[TASK TO COMPLETE] Read the data and repeat all of it exactly.

[RECORDS SHOWN]
"""

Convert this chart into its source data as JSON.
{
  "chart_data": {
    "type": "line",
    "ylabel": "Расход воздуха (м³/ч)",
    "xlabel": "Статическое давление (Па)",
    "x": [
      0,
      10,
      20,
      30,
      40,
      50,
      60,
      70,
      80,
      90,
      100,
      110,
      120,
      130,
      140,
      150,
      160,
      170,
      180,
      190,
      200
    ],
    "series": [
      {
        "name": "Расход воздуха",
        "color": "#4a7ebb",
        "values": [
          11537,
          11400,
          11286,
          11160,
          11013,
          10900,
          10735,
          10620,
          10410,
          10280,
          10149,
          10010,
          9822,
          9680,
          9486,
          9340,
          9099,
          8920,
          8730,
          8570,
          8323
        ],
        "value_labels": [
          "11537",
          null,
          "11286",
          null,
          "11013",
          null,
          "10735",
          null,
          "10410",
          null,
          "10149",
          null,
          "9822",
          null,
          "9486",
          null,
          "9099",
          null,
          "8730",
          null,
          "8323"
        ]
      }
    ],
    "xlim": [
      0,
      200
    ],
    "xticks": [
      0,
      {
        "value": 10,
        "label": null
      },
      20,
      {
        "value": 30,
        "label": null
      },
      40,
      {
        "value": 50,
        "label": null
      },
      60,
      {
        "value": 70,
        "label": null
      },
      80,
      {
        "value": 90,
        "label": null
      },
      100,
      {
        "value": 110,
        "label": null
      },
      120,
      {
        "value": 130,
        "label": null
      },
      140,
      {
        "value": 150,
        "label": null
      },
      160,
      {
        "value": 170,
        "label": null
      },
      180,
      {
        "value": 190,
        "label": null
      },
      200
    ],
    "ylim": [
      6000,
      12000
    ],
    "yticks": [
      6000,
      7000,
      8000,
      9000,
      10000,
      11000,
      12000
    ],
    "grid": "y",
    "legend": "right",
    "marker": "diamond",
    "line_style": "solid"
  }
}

"""

[TASK RESPONSE]
Convert this chart into its source data as JSON.
{
  "chart_data": {
    "type": "line",
    "ylabel": "Расход воздуха (м³/ч)",
    "xlabel": "Статическое давление (Па)",
    "x": [
      0,
      10,
      20,
      30,
      40,
      50,
      60,
      70,
      80,
      90,
      100,
      110,
      120,
      130,
      140,
      150,
      160,
      170,
      180,
      190,
      200
    ],
    "series": [
      {
        "name": "Расход воздуха",
        "color": "#4a7ebb",
        "values": [
          11537,
          11400,
          11286,
          11160,
          11013,
          10900,
          10735,
          10620,
          10410,
          10280,
          10149,
          10010,
          9822,
          9680,
          9486,
          9340,
          9099,
          8920,
          8730,
          8570,
          8323
        ],
        "value_labels": [
          "11537",
          null,
          "11286",
          null,
          "11013",
          null,
          "10735",
          null,
          "10410",
          null,
          "10149",
          null,
          "9822",
          null,
          "9486",
          null,
          "9099",
          null,
          "8730",
          null,
          "8323"
        ]
      }
    ],
    "xlim": [
      0,
      200
    ],
    "xticks": [
      0,
      {
        "value": 10,
        "label": null
      },
      20,
      {
        "value": 30,
        "label": null
      },
      40,
      {
        "value": 50,
        "label": null
      },
      60,
      {
        "value": 70,
        "label": null
      },
      80,
      {
        "value": 90,
        "label": null
      },
      100,
      {
        "value": 110,
        "label": null
      },
      120,
      {
        "value": 130,
        "label": null
      },
      140,
      {
        "value": 150,
        "label": null
      },
      160,
      {
        "value": 170,
        "label": null
      },
      180,
      {
        "value": 190,
        "label": null
      },
      200
    ],
    "ylim": [
      6000,
      12000
    ],
    "yticks": [
      6000,
      7000,
      8000,
      9000,
      10000,
      11000,
      12000
    ],
    "grid": "y",
    "legend": "right",
    "marker": "diamond",
    "line_style": "solid"
  }
}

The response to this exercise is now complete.